**What the exercise asks:** Can you print the data exactly and leave out each image?

**Extracted data:**
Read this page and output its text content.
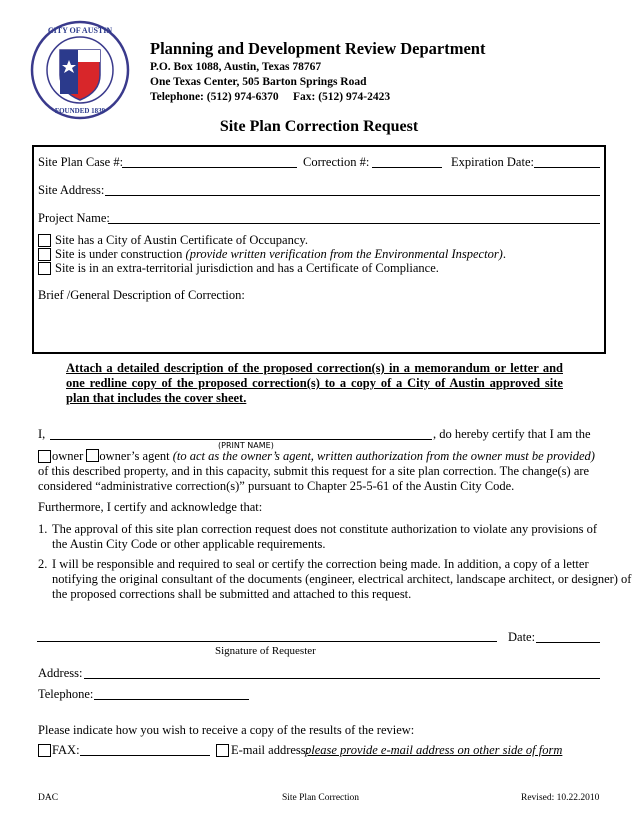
CITY OF AUSTIN
FOUNDED 1839
Planning and Development Review Department
P.O. Box 1088, Austin, Texas 78767
One Texas Center, 505 Barton Springs Road
Telephone: (512) 974-6370     Fax: (512) 974-2423
Site Plan Correction Request
Site Plan Case #:	Correction #:	Expiration Date:
Site Address:
Project Name:
Site has a City of Austin Certificate of Occupancy.
Site is under construction (provide written verification from the Environmental Inspector).
Site is in an extra-territorial jurisdiction and has a Certificate of Compliance.
Brief /General Description of Correction:
Attach a detailed description of the proposed correction(s) in a memorandum or letter and
one redline copy of the proposed correction(s) to a copy of a City of Austin approved site
plan that includes the cover sheet.
I,	, do hereby certify that I am the
(PRINT NAME)
owner owner’s agent (to act as the owner’s agent, written authorization from the owner must be provided)
of this described property, and in this capacity, submit this request for a site plan correction. The change(s) are
considered “administrative correction(s)” pursuant to Chapter 25-5-61 of the Austin City Code.
Furthermore, I certify and acknowledge that:
1. The approval of this site plan correction request does not constitute authorization to violate any provisions of
the Austin City Code or other applicable requirements.
2. I will be responsible and required to seal or certify the correction being made. In addition, a copy of a letter
notifying the original consultant of the documents (engineer, electrical architect, landscape architect, or designer) of
the proposed corrections shall be submitted and attached to this request.
Date:
Signature of Requester
Address:
Telephone:
Please indicate how you wish to receive a copy of the results of the review:
FAX:	E-mail address:
please provide e-mail address on other side of form
DAC	Site Plan Correction	Revised: 10.22.2010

**Completed task:**
Read this page and output its text content.
CITY OF AUSTIN
FOUNDED 1839
Planning and Development Review Department
P.O. Box 1088, Austin, Texas 78767
One Texas Center, 505 Barton Springs Road
Telephone: (512) 974-6370     Fax: (512) 974-2423
Site Plan Correction Request
Site Plan Case #:	Correction #:	Expiration Date:
Site Address:
Project Name:
Site has a City of Austin Certificate of Occupancy.
Site is under construction (provide written verification from the Environmental Inspector).
Site is in an extra-territorial jurisdiction and has a Certificate of Compliance.
Brief /General Description of Correction:
Attach a detailed description of the proposed correction(s) in a memorandum or letter and
one redline copy of the proposed correction(s) to a copy of a City of Austin approved site
plan that includes the cover sheet.
I,	, do hereby certify that I am the
(PRINT NAME)
owner owner’s agent (to act as the owner’s agent, written authorization from the owner must be provided)
of this described property, and in this capacity, submit this request for a site plan correction. The change(s) are
considered “administrative correction(s)” pursuant to Chapter 25-5-61 of the Austin City Code.
Furthermore, I certify and acknowledge that:
1. The approval of this site plan correction request does not constitute authorization to violate any provisions of
the Austin City Code or other applicable requirements.
2. I will be responsible and required to seal or certify the correction being made. In addition, a copy of a letter
notifying the original consultant of the documents (engineer, electrical architect, landscape architect, or designer) of
the proposed corrections shall be submitted and attached to this request.
Date:
Signature of Requester
Address:
Telephone:
Please indicate how you wish to receive a copy of the results of the review:
FAX:	E-mail address:
please provide e-mail address on other side of form
DAC	Site Plan Correction	Revised: 10.22.2010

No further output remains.